*Given text:*
My Biggest Regret as a Pastor

Erik Cooper —  September 3, 2014 — 13 Comments

It’s been two years since I stepped away from full-time church ministry and into my new leadership role with a missions-based non-profit here in Indianapolis. Time almost always yields perspective, and as the months have quietly ticked by, I’ve been able to look back on my dozen-year pastoral journey with a clear sense of joy, pride (the good kind), and appreciation. Those were incredibly fruitful years I wouldn’t trade for anything.

But there’s one giant regret that I just can’t seem to shake. Something I think young pastors and leaders might want to take time to ponder. Let me explain.


Like most young leaders, my sincere zeal to launch the church into the 21st century focused my energies squarely on all the things that were wrong, broken, or ridiculous about the way we did ministry. (And let’s be honest, there are some large targets to aim at).

Empty tradition was my main enemy. And so began the long, arduous task of unraveling all the “religious” irrelevancy that was most certainly reducing christianity’s impact in today’s progressive culture. Everything “Church” was parsed, questioned, and unwound until most conversations took on the forlorn overtones of the opening lines of Ecclesiastes:

“Meaningless! Meaningless! Utterly meaningless! Everything is meaningless!”
–Ecclesiastes 1:2

(In my opinion, this is a classic sign of over-analysis).

So I cast off, threw out, and abandoned the “absurd ways” of my predecessors. After all, we’d progressed. I knew better. I could see it all so much clearer. Yet after all the unwinding was complete, it started to feel like there wasn’t much of anything left.

Many of you are probably quietly arguing that this kind of critique is a vital part of a healthy rebirthing process. And you (might) be right. I don’t regret challenging the status quo. But if I had it to do all over again…

…I would be less consumed with tearing down rote tradition, and more obsessed with restoring rich meaning.

Focusing on the restoration of meaning will ultimately neutralize many rote traditions, but fixating on the destruction of tradition won’t get you meaning. (It may get you some things you didn’t want). There’s a not-so-subtle difference between meticulously restoring the beauty of an historic house, and zealously disassembling it and tearing it to the ground.

The generation behind me craves meaning. They want substance. Something bigger than themselves. Something rich with foundation and significance. The Church has been around for two-thousand years. Some of the best answers to “institutional irrelevancy” might actually be found by looking backward. (And I’m not talking about back to the 1950s).

Maybe I’m just getting old and losing my edge. Or maybe there’s something worthwhile here to ponder. I’ll let you decide.

*Tasks to complete:*
A) According to the essay on pastoral regret, in which city is the author's missions-based non-profit located?
B) Copy the essay on pastoral regret between "Many of you" and "restoring rich meaning.", inclusive, changing "status quo" to "established order".

*Provided records:*
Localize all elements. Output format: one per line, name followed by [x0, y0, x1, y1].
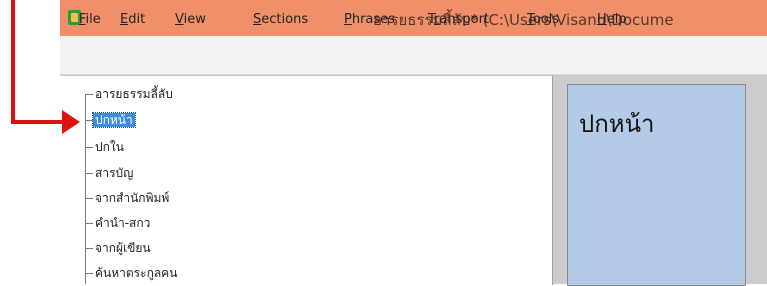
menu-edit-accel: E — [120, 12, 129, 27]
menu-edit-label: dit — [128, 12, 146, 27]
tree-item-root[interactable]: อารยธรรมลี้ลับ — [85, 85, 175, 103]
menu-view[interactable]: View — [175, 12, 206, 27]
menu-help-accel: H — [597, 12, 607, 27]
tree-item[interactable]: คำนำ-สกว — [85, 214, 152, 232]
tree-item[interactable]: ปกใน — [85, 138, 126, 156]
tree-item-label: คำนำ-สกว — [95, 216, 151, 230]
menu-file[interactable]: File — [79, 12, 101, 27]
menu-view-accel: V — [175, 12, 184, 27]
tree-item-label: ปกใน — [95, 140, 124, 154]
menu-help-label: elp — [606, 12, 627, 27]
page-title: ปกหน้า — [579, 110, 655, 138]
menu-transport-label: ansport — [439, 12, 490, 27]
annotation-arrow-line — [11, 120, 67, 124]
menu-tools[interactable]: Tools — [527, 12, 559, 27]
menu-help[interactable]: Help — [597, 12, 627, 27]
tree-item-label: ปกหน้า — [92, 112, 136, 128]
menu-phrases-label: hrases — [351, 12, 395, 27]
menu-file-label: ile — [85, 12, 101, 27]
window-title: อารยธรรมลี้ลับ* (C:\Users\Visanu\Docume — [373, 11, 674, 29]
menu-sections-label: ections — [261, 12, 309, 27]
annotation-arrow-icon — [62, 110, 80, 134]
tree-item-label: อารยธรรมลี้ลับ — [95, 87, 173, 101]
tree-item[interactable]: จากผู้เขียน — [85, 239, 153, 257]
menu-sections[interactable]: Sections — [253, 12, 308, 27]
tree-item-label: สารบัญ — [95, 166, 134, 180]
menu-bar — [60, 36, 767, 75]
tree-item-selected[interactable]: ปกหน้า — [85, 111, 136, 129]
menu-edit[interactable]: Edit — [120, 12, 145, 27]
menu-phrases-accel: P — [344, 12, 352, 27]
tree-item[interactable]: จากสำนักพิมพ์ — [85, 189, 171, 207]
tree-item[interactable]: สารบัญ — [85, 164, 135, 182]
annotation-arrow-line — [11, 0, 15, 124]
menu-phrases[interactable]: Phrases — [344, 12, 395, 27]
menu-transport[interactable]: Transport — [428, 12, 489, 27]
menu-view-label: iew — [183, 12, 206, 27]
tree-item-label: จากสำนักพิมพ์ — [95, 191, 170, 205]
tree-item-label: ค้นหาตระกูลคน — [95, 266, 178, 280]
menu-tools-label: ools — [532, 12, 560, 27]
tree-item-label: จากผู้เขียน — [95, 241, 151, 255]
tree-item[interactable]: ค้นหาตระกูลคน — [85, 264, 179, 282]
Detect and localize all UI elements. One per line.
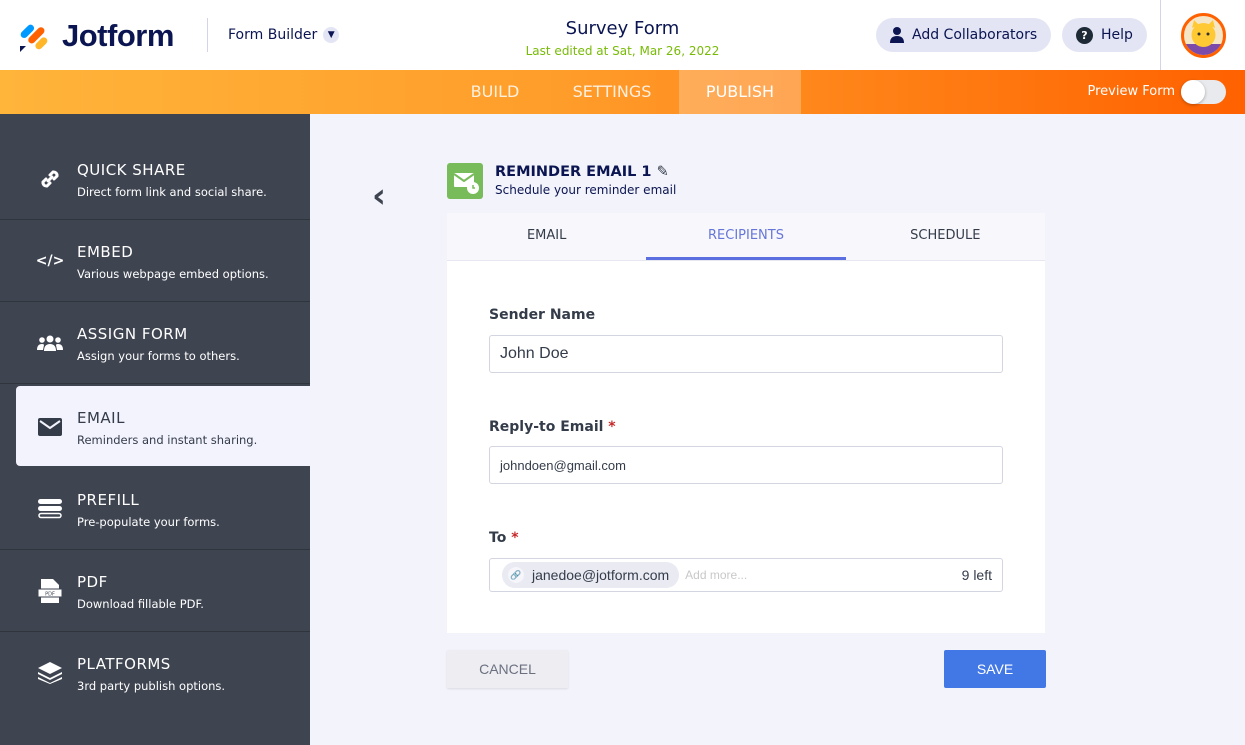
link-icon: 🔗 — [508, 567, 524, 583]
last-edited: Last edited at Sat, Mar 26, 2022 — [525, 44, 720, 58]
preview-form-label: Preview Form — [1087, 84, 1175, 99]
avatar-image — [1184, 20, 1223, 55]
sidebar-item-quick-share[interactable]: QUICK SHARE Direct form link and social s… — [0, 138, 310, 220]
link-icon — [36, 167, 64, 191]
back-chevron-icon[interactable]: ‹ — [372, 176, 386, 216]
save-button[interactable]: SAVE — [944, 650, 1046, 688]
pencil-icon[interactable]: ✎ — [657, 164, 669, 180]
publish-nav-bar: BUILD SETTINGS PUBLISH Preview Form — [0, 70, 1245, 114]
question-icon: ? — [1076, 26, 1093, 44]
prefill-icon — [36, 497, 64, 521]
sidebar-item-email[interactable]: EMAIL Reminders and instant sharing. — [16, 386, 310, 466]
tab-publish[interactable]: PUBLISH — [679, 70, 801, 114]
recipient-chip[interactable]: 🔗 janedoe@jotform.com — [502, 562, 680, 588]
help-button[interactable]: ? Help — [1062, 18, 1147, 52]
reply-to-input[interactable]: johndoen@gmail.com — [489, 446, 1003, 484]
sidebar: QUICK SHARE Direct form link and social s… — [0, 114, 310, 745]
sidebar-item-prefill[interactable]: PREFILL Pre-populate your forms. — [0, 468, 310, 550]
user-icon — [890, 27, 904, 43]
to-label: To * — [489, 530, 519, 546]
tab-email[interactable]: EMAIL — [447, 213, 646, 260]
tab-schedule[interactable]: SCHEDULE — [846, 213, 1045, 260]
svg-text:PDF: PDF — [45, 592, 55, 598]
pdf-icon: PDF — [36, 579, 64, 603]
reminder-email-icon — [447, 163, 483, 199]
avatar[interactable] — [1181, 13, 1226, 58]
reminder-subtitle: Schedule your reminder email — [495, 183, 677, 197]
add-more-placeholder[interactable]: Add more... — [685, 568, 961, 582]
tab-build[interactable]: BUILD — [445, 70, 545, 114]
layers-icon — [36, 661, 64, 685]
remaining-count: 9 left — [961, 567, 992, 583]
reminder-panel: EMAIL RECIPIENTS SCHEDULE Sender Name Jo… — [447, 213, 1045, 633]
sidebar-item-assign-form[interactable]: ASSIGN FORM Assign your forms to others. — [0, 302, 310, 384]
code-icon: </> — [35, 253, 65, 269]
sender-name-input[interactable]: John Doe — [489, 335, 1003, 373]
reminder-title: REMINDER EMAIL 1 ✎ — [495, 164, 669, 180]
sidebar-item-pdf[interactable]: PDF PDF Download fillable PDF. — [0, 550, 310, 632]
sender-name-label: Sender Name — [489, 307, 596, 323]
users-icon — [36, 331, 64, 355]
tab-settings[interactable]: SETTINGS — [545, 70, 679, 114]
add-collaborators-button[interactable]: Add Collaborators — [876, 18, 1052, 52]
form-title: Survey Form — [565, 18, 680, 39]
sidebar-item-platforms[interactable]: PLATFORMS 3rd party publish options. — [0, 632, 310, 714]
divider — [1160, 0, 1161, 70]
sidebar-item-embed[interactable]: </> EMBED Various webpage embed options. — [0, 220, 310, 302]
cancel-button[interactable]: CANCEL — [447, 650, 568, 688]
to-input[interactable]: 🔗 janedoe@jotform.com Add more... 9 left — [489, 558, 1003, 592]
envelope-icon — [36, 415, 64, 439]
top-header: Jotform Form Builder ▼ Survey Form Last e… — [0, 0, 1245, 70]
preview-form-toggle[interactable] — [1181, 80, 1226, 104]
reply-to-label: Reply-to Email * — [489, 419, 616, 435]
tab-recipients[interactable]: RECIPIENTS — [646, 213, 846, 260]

*Answers to the tasks:*
A) Indianapolis

B)
Many of you are probably quietly arguing that this kind of critique is a vital part of a healthy rebirthing process. And you (might) be right. I don’t regret challenging the established order. But if I had it to do all over again…

…I would be less consumed with tearing down rote tradition, and more obsessed with restoring rich meaning.